## Short problem
Each record below is to be reproduced without any change.

──────── Exercise input ────────

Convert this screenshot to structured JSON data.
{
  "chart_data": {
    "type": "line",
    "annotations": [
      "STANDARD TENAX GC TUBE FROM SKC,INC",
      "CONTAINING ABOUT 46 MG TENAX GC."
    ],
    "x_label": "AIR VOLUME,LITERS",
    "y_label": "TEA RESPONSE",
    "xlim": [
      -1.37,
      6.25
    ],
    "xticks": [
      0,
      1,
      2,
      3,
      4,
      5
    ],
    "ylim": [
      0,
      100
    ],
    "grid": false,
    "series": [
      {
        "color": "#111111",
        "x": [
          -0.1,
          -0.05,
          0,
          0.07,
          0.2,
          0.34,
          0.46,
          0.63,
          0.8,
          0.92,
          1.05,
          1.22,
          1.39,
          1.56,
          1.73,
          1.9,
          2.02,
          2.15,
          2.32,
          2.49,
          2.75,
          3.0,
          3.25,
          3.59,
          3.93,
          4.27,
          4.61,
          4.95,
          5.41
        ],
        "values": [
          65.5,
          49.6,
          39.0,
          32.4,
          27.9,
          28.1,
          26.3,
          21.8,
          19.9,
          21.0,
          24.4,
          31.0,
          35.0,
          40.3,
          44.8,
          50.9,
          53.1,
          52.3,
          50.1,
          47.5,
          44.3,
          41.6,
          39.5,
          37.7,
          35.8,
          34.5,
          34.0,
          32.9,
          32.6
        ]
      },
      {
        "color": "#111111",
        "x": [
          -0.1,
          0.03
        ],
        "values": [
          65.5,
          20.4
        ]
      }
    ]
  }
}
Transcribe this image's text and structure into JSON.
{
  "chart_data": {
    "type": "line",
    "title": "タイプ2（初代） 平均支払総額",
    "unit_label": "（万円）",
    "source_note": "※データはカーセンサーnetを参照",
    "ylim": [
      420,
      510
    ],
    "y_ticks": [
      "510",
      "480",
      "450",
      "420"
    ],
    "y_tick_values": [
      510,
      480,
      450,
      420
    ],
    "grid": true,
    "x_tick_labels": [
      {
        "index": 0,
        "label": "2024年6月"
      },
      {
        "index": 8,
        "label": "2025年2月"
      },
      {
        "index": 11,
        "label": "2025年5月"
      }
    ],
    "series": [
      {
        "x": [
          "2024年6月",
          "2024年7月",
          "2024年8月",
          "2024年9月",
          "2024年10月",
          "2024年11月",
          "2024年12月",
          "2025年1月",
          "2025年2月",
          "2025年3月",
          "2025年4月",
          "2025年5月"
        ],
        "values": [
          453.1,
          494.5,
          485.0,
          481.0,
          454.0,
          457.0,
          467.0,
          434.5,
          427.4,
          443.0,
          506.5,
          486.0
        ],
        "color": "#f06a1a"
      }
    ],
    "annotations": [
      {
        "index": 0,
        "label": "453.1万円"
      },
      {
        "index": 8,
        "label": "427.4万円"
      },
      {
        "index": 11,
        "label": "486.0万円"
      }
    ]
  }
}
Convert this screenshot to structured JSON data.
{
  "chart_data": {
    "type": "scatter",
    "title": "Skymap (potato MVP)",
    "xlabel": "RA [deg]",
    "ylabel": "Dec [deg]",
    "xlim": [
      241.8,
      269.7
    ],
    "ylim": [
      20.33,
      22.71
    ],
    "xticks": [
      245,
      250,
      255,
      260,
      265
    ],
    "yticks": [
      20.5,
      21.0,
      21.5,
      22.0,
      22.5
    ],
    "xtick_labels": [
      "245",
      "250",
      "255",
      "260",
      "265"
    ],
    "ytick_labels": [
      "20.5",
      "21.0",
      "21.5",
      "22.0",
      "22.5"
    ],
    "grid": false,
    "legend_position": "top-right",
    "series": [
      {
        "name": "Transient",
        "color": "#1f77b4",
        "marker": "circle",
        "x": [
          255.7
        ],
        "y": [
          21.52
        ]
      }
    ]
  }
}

────────

## Result below
Convert this screenshot to structured JSON data.
{
  "chart_data": {
    "type": "line",
    "annotations": [
      "STANDARD TENAX GC TUBE FROM SKC,INC",
      "CONTAINING ABOUT 46 MG TENAX GC."
    ],
    "x_label": "AIR VOLUME,LITERS",
    "y_label": "TEA RESPONSE",
    "xlim": [
      -1.37,
      6.25
    ],
    "xticks": [
      0,
      1,
      2,
      3,
      4,
      5
    ],
    "ylim": [
      0,
      100
    ],
    "grid": false,
    "series": [
      {
        "color": "#111111",
        "x": [
          -0.1,
          -0.05,
          0,
          0.07,
          0.2,
          0.34,
          0.46,
          0.63,
          0.8,
          0.92,
          1.05,
          1.22,
          1.39,
          1.56,
          1.73,
          1.9,
          2.02,
          2.15,
          2.32,
          2.49,
          2.75,
          3.0,
          3.25,
          3.59,
          3.93,
          4.27,
          4.61,
          4.95,
          5.41
        ],
        "values": [
          65.5,
          49.6,
          39.0,
          32.4,
          27.9,
          28.1,
          26.3,
          21.8,
          19.9,
          21.0,
          24.4,
          31.0,
          35.0,
          40.3,
          44.8,
          50.9,
          53.1,
          52.3,
          50.1,
          47.5,
          44.3,
          41.6,
          39.5,
          37.7,
          35.8,
          34.5,
          34.0,
          32.9,
          32.6
        ]
      },
      {
        "color": "#111111",
        "x": [
          -0.1,
          0.03
        ],
        "values": [
          65.5,
          20.4
        ]
      }
    ]
  }
}
Transcribe this image's text and structure into JSON.
{
  "chart_data": {
    "type": "line",
    "title": "タイプ2（初代） 平均支払総額",
    "unit_label": "（万円）",
    "source_note": "※データはカーセンサーnetを参照",
    "ylim": [
      420,
      510
    ],
    "y_ticks": [
      "510",
      "480",
      "450",
      "420"
    ],
    "y_tick_values": [
      510,
      480,
      450,
      420
    ],
    "grid": true,
    "x_tick_labels": [
      {
        "index": 0,
        "label": "2024年6月"
      },
      {
        "index": 8,
        "label": "2025年2月"
      },
      {
        "index": 11,
        "label": "2025年5月"
      }
    ],
    "series": [
      {
        "x": [
          "2024年6月",
          "2024年7月",
          "2024年8月",
          "2024年9月",
          "2024年10月",
          "2024年11月",
          "2024年12月",
          "2025年1月",
          "2025年2月",
          "2025年3月",
          "2025年4月",
          "2025年5月"
        ],
        "values": [
          453.1,
          494.5,
          485.0,
          481.0,
          454.0,
          457.0,
          467.0,
          434.5,
          427.4,
          443.0,
          506.5,
          486.0
        ],
        "color": "#f06a1a"
      }
    ],
    "annotations": [
      {
        "index": 0,
        "label": "453.1万円"
      },
      {
        "index": 8,
        "label": "427.4万円"
      },
      {
        "index": 11,
        "label": "486.0万円"
      }
    ]
  }
}
Convert this screenshot to structured JSON data.
{
  "chart_data": {
    "type": "scatter",
    "title": "Skymap (potato MVP)",
    "xlabel": "RA [deg]",
    "ylabel": "Dec [deg]",
    "xlim": [
      241.8,
      269.7
    ],
    "ylim": [
      20.33,
      22.71
    ],
    "xticks": [
      245,
      250,
      255,
      260,
      265
    ],
    "yticks": [
      20.5,
      21.0,
      21.5,
      22.0,
      22.5
    ],
    "xtick_labels": [
      "245",
      "250",
      "255",
      "260",
      "265"
    ],
    "ytick_labels": [
      "20.5",
      "21.0",
      "21.5",
      "22.0",
      "22.5"
    ],
    "grid": false,
    "legend_position": "top-right",
    "series": [
      {
        "name": "Transient",
        "color": "#1f77b4",
        "marker": "circle",
        "x": [
          255.7
        ],
        "y": [
          21.52
        ]
      }
    ]
  }
}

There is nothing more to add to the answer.